WHAT IS REQUIRED – Can you rewrite the entries from the start through the line containing "output each element", inclusive, swapping every "interactable" for "clickable" and leaving everything else unchanged? Leave the pictures out of your answer.

(Layout annotation entries)
╔══
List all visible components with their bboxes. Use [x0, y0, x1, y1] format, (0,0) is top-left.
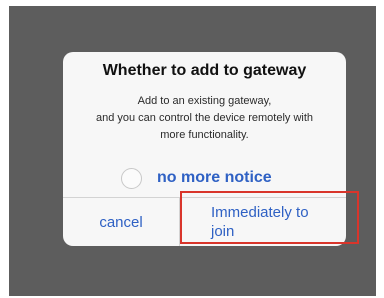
- screenshot-frame-left: [0, 0, 9, 298]
- screenshot-frame-top: [0, 0, 384, 6]
- no-more-notice-option[interactable]: no more notice: [121, 166, 272, 190]
- dialog-title: Whether to add to gateway: [102, 62, 307, 79]
- immediately-join-button[interactable]: Immediately to join: [211, 203, 346, 241]
- dialog-message: Add to an existing gateway, and you can …: [95, 95, 314, 141]
- no-more-notice-label[interactable]: no more notice: [157, 169, 272, 187]
- radio-unchecked-icon[interactable]: [121, 167, 142, 189]
- button-separator: [179, 197, 180, 246]
- screenshot-frame-right: [376, 0, 384, 298]
- join-label-line2: join: [211, 223, 235, 240]
- add-gateway-dialog: Whether to add to gateway Add to an exis…: [63, 52, 346, 246]
- cancel-button[interactable]: cancel: [63, 198, 179, 246]
- join-label-line1: Immediately to: [211, 204, 309, 221]
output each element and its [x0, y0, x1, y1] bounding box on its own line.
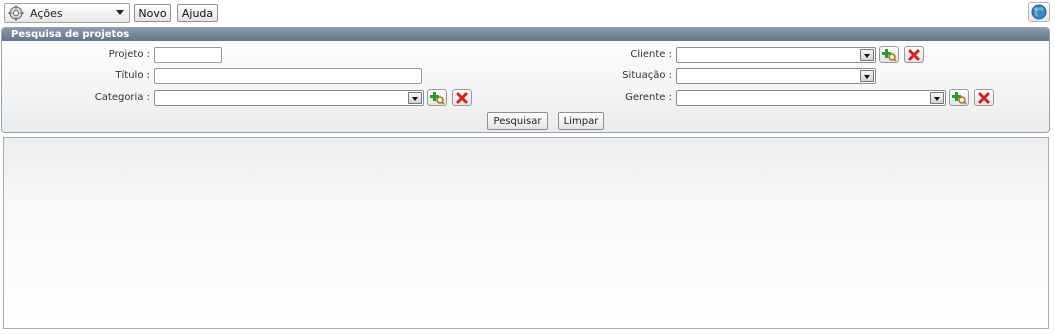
remove-x-icon: [908, 49, 920, 60]
toolbar: Ações Novo Ajuda: [0, 0, 1055, 26]
cliente-label: Cliente :: [630, 49, 672, 60]
cliente-add-button[interactable]: [879, 46, 899, 63]
new-button[interactable]: Novo: [134, 4, 171, 22]
situacao-label: Situação :: [622, 70, 672, 81]
dropdown-arrow-icon[interactable]: [860, 49, 874, 61]
situacao-select[interactable]: [676, 68, 876, 84]
chevron-down-icon: [116, 10, 124, 15]
clear-button[interactable]: Limpar: [558, 112, 604, 130]
panel-title: Pesquisa de projetos: [2, 28, 1049, 41]
titulo-input[interactable]: [154, 68, 422, 84]
cliente-select[interactable]: [676, 47, 876, 63]
dropdown-arrow-icon[interactable]: [860, 70, 874, 82]
search-button[interactable]: Pesquisar: [487, 112, 548, 130]
gerente-clear-button[interactable]: [974, 89, 994, 106]
add-search-icon: [882, 48, 897, 62]
results-area: [3, 137, 1049, 329]
actions-dropdown[interactable]: Ações: [4, 3, 130, 23]
categoria-clear-button[interactable]: [452, 89, 472, 106]
search-panel: Pesquisa de projetos Projeto : Título : …: [1, 27, 1050, 133]
remove-x-icon: [456, 92, 468, 103]
titulo-label: Título :: [115, 70, 150, 81]
categoria-label: Categoria :: [94, 92, 150, 103]
dropdown-arrow-icon[interactable]: [930, 92, 944, 104]
globe-icon[interactable]: [1028, 2, 1050, 22]
gerente-label: Gerente :: [625, 92, 672, 103]
gear-icon: [8, 5, 24, 21]
projeto-label: Projeto :: [108, 49, 150, 60]
remove-x-icon: [978, 92, 990, 103]
add-search-icon: [952, 91, 967, 105]
categoria-add-button[interactable]: [427, 89, 447, 106]
gerente-select[interactable]: [676, 90, 946, 106]
categoria-select[interactable]: [154, 90, 424, 106]
add-search-icon: [430, 91, 445, 105]
actions-label: Ações: [30, 6, 63, 20]
gerente-add-button[interactable]: [949, 89, 969, 106]
cliente-clear-button[interactable]: [904, 46, 924, 63]
projeto-input[interactable]: [154, 47, 222, 63]
help-button[interactable]: Ajuda: [177, 4, 218, 22]
dropdown-arrow-icon[interactable]: [408, 92, 422, 104]
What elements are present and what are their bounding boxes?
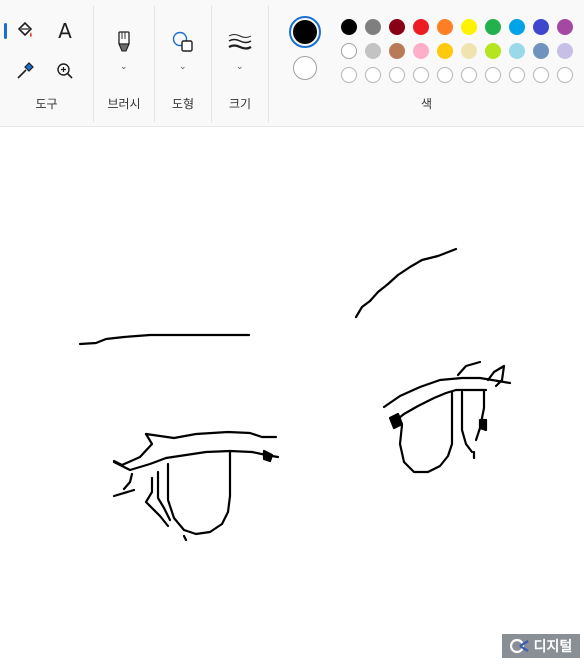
color-picker-icon — [17, 62, 34, 79]
custom-color-slot[interactable] — [365, 67, 381, 83]
tools-group: A 도구 — [0, 0, 93, 127]
size-icon — [228, 34, 252, 50]
brushes-group-label: 브러시 — [107, 97, 141, 111]
magnifier-icon — [57, 63, 73, 79]
size-group-label: 크기 — [228, 97, 252, 111]
color-swatch[interactable] — [485, 43, 501, 59]
color-swatch[interactable] — [341, 43, 357, 59]
custom-color-slot[interactable] — [557, 67, 573, 83]
custom-color-slot[interactable] — [389, 67, 405, 83]
magnifier-tool[interactable] — [49, 55, 81, 87]
drawing-canvas[interactable]: 디지털 — [0, 128, 584, 661]
chevron-down-icon[interactable]: ⌄ — [120, 62, 128, 72]
custom-color-slot[interactable] — [437, 67, 453, 83]
color-swatch[interactable] — [461, 43, 477, 59]
custom-color-slot[interactable] — [509, 67, 525, 83]
color-swatch[interactable] — [365, 43, 381, 59]
custom-color-slot[interactable] — [413, 67, 429, 83]
color-swatch[interactable] — [341, 19, 357, 35]
primary-color-selector[interactable] — [289, 16, 321, 48]
color-swatch[interactable] — [533, 43, 549, 59]
fill-icon — [17, 21, 33, 37]
chevron-down-icon[interactable]: ⌄ — [179, 62, 187, 72]
watermark-label: 디지털 — [533, 639, 573, 655]
shapes-icon — [172, 31, 193, 52]
color-swatch[interactable] — [461, 19, 477, 35]
watermark-logo-icon — [509, 638, 529, 654]
brush-icon — [118, 31, 130, 52]
custom-color-slot[interactable] — [461, 67, 477, 83]
color-swatch[interactable] — [557, 43, 573, 59]
custom-color-slot[interactable] — [341, 67, 357, 83]
shapes-tool[interactable] — [167, 26, 199, 58]
color-swatch[interactable] — [557, 19, 573, 35]
color-swatch[interactable] — [413, 43, 429, 59]
text-icon: A — [58, 19, 72, 43]
colors-group-label: 색 — [420, 97, 433, 111]
shapes-group: ⌄ 도형 — [155, 0, 211, 127]
color-swatch[interactable] — [413, 19, 429, 35]
color-swatch[interactable] — [437, 19, 453, 35]
watermark: 디지털 — [502, 634, 580, 658]
color-swatch[interactable] — [509, 19, 525, 35]
primary-color-swatch — [293, 20, 317, 44]
tools-group-label: 도구 — [35, 97, 58, 111]
text-tool[interactable]: A — [49, 15, 81, 47]
color-swatch[interactable] — [389, 43, 405, 59]
sketch-drawing — [78, 247, 512, 542]
color-swatch[interactable] — [533, 19, 549, 35]
toolbar-ribbon: A 도구 ⌄ 브러시 ⌄ 도형 ⌄ 크기 색 — [0, 0, 584, 127]
shapes-group-label: 도형 — [171, 97, 195, 111]
secondary-color-swatch[interactable] — [293, 56, 317, 80]
color-picker-tool[interactable] — [9, 55, 41, 87]
custom-color-slot[interactable] — [485, 67, 501, 83]
custom-color-slot[interactable] — [533, 67, 549, 83]
color-swatch[interactable] — [389, 19, 405, 35]
chevron-down-icon[interactable]: ⌄ — [236, 62, 244, 72]
color-swatch[interactable] — [437, 43, 453, 59]
colors-group: 색 — [269, 0, 584, 127]
size-tool[interactable] — [224, 26, 256, 58]
color-swatch[interactable] — [485, 19, 501, 35]
color-swatch[interactable] — [509, 43, 525, 59]
size-group: ⌄ 크기 — [212, 0, 268, 127]
color-swatch[interactable] — [365, 19, 381, 35]
fill-tool[interactable] — [4, 15, 41, 47]
brushes-group: ⌄ 브러시 — [94, 0, 154, 127]
brush-tool[interactable] — [108, 26, 140, 58]
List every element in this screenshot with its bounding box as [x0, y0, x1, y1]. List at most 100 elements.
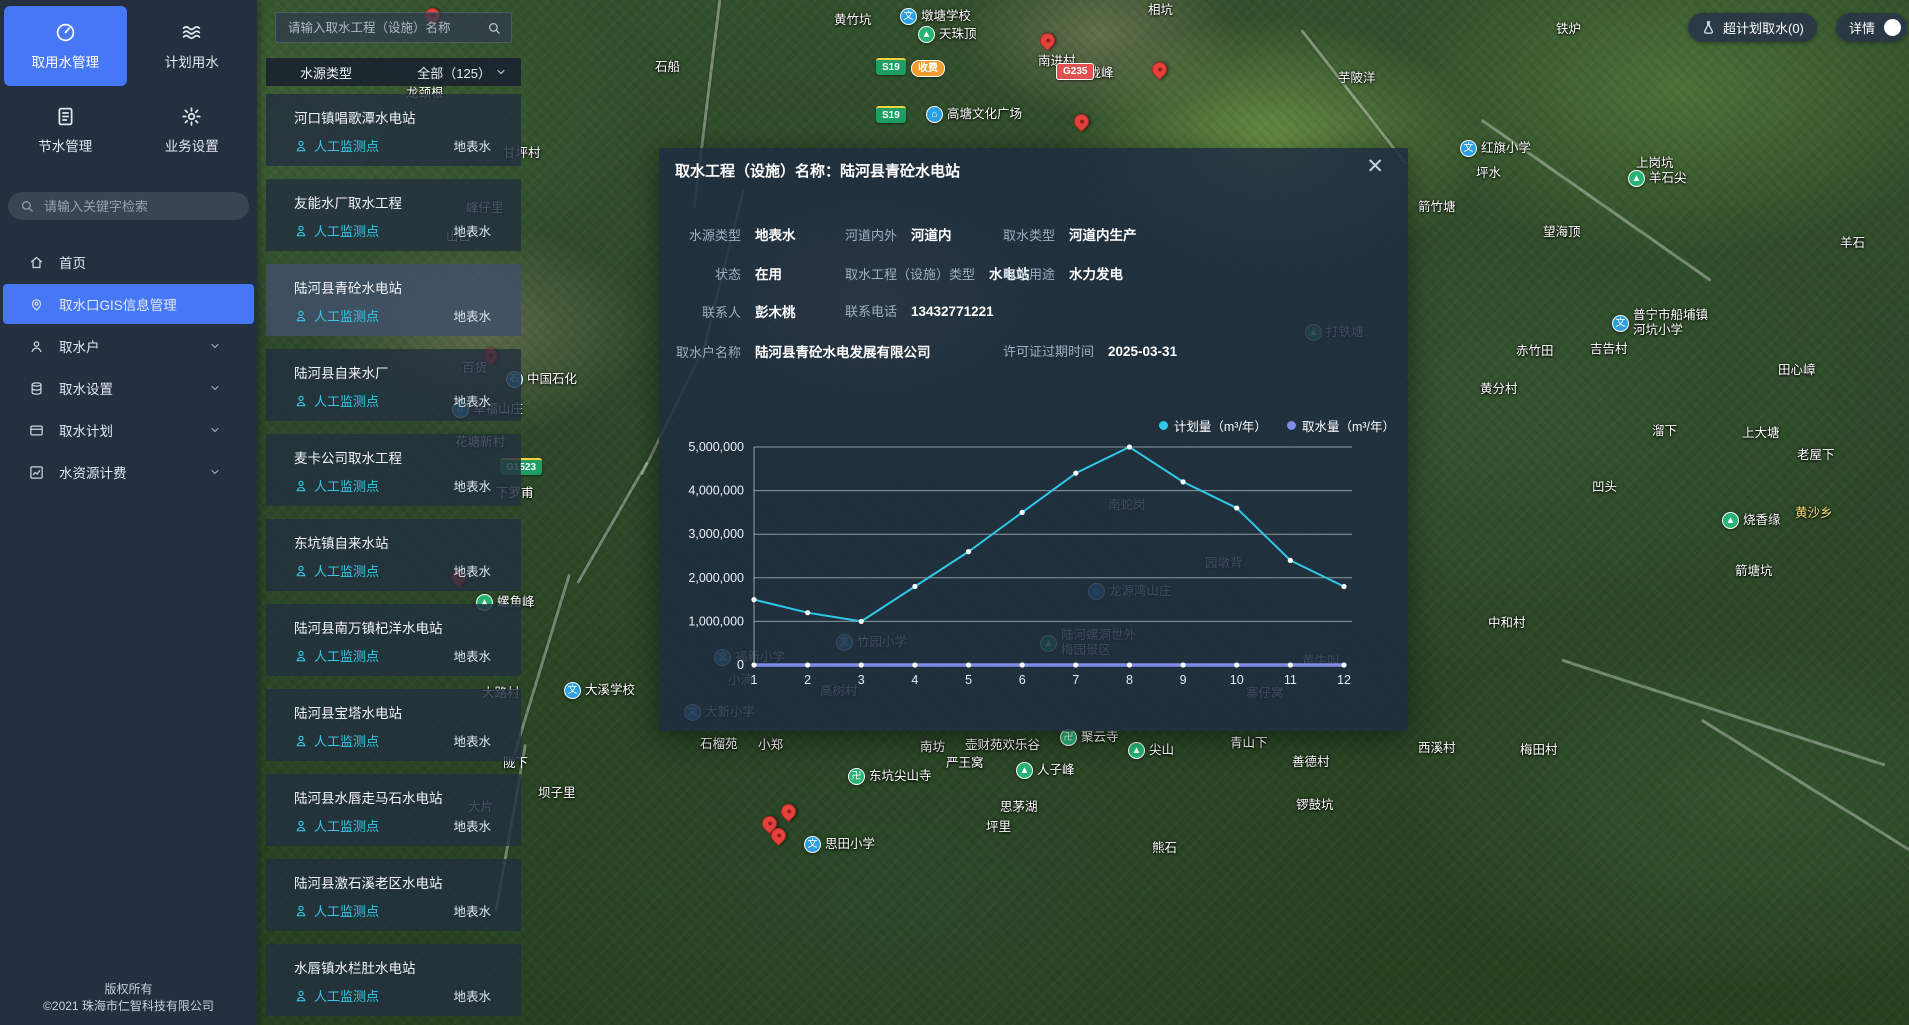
list-item[interactable]: 河口镇唱歌潭水电站 人工监测点 地表水: [266, 94, 521, 166]
map-label: 中和村: [1488, 616, 1526, 631]
chevron-down-icon: [495, 66, 507, 78]
list-item[interactable]: 陆河县南万镇杞洋水电站 人工监测点 地表水: [266, 604, 521, 676]
poi-blue-icon: 文: [1612, 315, 1629, 332]
field-pair: 水源类型 地表水: [659, 224, 796, 244]
map-label-text: 小郑: [758, 738, 783, 753]
list-item[interactable]: 友能水厂取水工程 人工监测点 地表水: [266, 179, 521, 251]
map-label-text: 严王窝: [946, 756, 984, 771]
module-gauge[interactable]: 取用水管理: [4, 6, 127, 86]
card-icon: [29, 423, 44, 438]
svg-text:8: 8: [1126, 673, 1133, 687]
map-label: 凹头: [1592, 480, 1617, 495]
chart-legend: 计划量（m³/年） 取水量（m³/年）: [1159, 416, 1395, 435]
sidebar-item-label: 取水户: [59, 336, 100, 356]
list-item[interactable]: 东坑镇自来水站 人工监测点 地表水: [266, 519, 521, 591]
module-waves[interactable]: 计划用水: [131, 6, 254, 86]
poi-blue-icon: 文: [900, 8, 917, 25]
list-item[interactable]: 陆河县激石溪老区水电站 人工监测点 地表水: [266, 859, 521, 931]
map-label-text: 黄竹坑: [834, 13, 872, 28]
search-icon[interactable]: [487, 21, 501, 35]
sidebar-search-input[interactable]: [42, 198, 237, 215]
poi-green-icon: ▲: [918, 26, 935, 43]
map-label: 文普宁市船埔镇河坑小学: [1612, 308, 1708, 338]
copyright-line2: ©2021 珠海市仁智科技有限公司: [0, 998, 257, 1015]
map-marker-red-pin[interactable]: [1149, 59, 1170, 80]
toggle-knob[interactable]: [1884, 19, 1901, 36]
filter-value-dropdown[interactable]: 全部（125）: [417, 63, 507, 82]
field-value: 彭木桃: [755, 301, 796, 321]
sidebar-item-label: 取水设置: [59, 378, 113, 398]
module-gear[interactable]: 业务设置: [131, 90, 254, 170]
water-source-type: 地表水: [453, 816, 503, 835]
list-item[interactable]: 陆河县青砼水电站 人工监测点 地表水: [266, 264, 521, 336]
sidebar-search[interactable]: [8, 192, 249, 220]
map-label-text: 坪水: [1476, 166, 1501, 181]
field-label: 取水用途: [1003, 264, 1055, 283]
field-pair: 取水用途 水力发电: [1003, 263, 1123, 283]
field-label: 状态: [659, 264, 741, 283]
sidebar-item-card[interactable]: 取水计划: [3, 410, 254, 450]
svg-text:5,000,000: 5,000,000: [688, 440, 744, 454]
field-pair: 许可证过期时间 2025-03-31: [1003, 341, 1177, 360]
sidebar: 取用水管理 计划用水 节水管理 业务设置 首页 取水口GIS信息管理 取水户 取…: [0, 0, 257, 1025]
over-plan-intake-button[interactable]: 超计划取水(0): [1688, 13, 1817, 42]
map-label-text: 上大塘: [1742, 426, 1780, 441]
map-label-text: 青山下: [1230, 736, 1268, 751]
list-item[interactable]: 陆河县水唇走马石水电站 人工监测点 地表水: [266, 774, 521, 846]
monitor-type: 人工监测点: [314, 306, 379, 325]
sidebar-item-user[interactable]: 取水户: [3, 326, 254, 366]
road-badge: S19: [876, 58, 906, 75]
map-label-text: 墩塘学校: [921, 9, 971, 24]
sidebar-item-db[interactable]: 取水设置: [3, 368, 254, 408]
monitor-type: 人工监测点: [314, 986, 379, 1005]
water-source-type: 地表水: [453, 221, 503, 240]
person-icon: [294, 479, 308, 493]
dialog-field-row: 联系人 彭木桃联系电话 13432771221: [659, 301, 1408, 321]
detail-toggle[interactable]: 详情: [1836, 13, 1907, 42]
waves-icon: [181, 22, 202, 43]
map-label: 田心嶂: [1778, 363, 1816, 378]
map-label: ▲尖山: [1128, 742, 1174, 759]
sidebar-item-home[interactable]: 首页: [3, 242, 254, 282]
map-label: 壶财苑欢乐谷: [965, 738, 1040, 753]
field-label: 许可证过期时间: [1003, 341, 1094, 360]
close-icon[interactable]: ✕: [1366, 156, 1384, 177]
sidebar-item-pin[interactable]: 取水口GIS信息管理: [3, 284, 254, 324]
station-name: 陆河县南万镇杞洋水电站: [294, 617, 503, 637]
sidebar-item-chart[interactable]: 水资源计费: [3, 452, 254, 492]
station-name: 麦卡公司取水工程: [294, 447, 503, 467]
map-label-text: 西溪村: [1418, 741, 1456, 756]
map-label: ▲羊石尖: [1628, 170, 1687, 187]
list-item[interactable]: 水唇镇水栏肚水电站 人工监测点 地表水: [266, 944, 521, 1016]
road-badge: G235: [1056, 63, 1094, 80]
dialog-field-row: 取水户名称 陆河县青砼水电发展有限公司许可证过期时间 2025-03-31: [659, 341, 1408, 361]
map-label: 溜下: [1652, 424, 1677, 439]
list-item[interactable]: 陆河县宝塔水电站 人工监测点 地表水: [266, 689, 521, 761]
map-marker-red-pin[interactable]: [1037, 30, 1058, 51]
map-label-text: 铁炉: [1556, 22, 1581, 37]
module-doc[interactable]: 节水管理: [4, 90, 127, 170]
field-pair: 联系人 彭木桃: [659, 301, 796, 321]
map-label: 思茅湖: [1000, 800, 1038, 815]
monitor-type: 人工监测点: [314, 136, 379, 155]
list-item[interactable]: 麦卡公司取水工程 人工监测点 地表水: [266, 434, 521, 506]
water-source-type: 地表水: [453, 646, 503, 665]
svg-text:5: 5: [965, 673, 972, 687]
over-plan-intake-label: 超计划取水(0): [1723, 18, 1804, 37]
person-icon: [294, 309, 308, 323]
station-search-input[interactable]: [286, 20, 479, 36]
dialog-field-row: 水源类型 地表水河道内外 河道内取水类型 河道内生产: [659, 224, 1408, 244]
filter-label: 水源类型: [300, 63, 352, 82]
list-item[interactable]: 陆河县自来水厂 人工监测点 地表水: [266, 349, 521, 421]
svg-text:3: 3: [858, 673, 865, 687]
station-search[interactable]: [275, 12, 512, 43]
legend-intake-dot: [1287, 421, 1296, 430]
map-marker-red-pin[interactable]: [1071, 111, 1092, 132]
map-marker-red-pin[interactable]: [778, 801, 799, 822]
map-label-text: 熊石: [1152, 841, 1177, 856]
map-label-text: 溜下: [1652, 424, 1677, 439]
map-label: 文墩塘学校: [900, 8, 971, 25]
field-pair: 河道内外 河道内: [845, 224, 952, 244]
person-icon: [294, 989, 308, 1003]
source-type-filter[interactable]: 水源类型 全部（125）: [266, 58, 521, 86]
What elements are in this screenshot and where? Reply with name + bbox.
╚══
FULL ANSWER –
List all visible components with their bboxes. Use [x0, y0, x1, y1] format, (0,0) is top-left.
- screenshot-frame-left: [0, 0, 9, 298]
- screenshot-frame-top: [0, 0, 384, 6]
- no-more-notice-option[clickable]: no more notice: [121, 166, 272, 190]
- dialog-title: Whether to add to gateway: [102, 62, 307, 79]
- immediately-join-button[clickable]: Immediately to join: [211, 203, 346, 241]
- dialog-message: Add to an existing gateway, and you can …: [95, 95, 314, 141]
- no-more-notice-label[clickable]: no more notice: [157, 169, 272, 187]
- radio-unchecked-icon[clickable]: [121, 167, 142, 189]
- button-separator: [179, 197, 180, 246]
- screenshot-frame-right: [376, 0, 384, 298]
- join-label-line2: join: [211, 223, 235, 240]
- add-gateway-dialog: Whether to add to gateway Add to an exis…: [63, 52, 346, 246]
- cancel-button[clickable]: cancel: [63, 198, 179, 246]
- join-label-line1: Immediately to: [211, 204, 309, 221]
output each element and its [x0, y0, x1, y1] bounding box on its own line.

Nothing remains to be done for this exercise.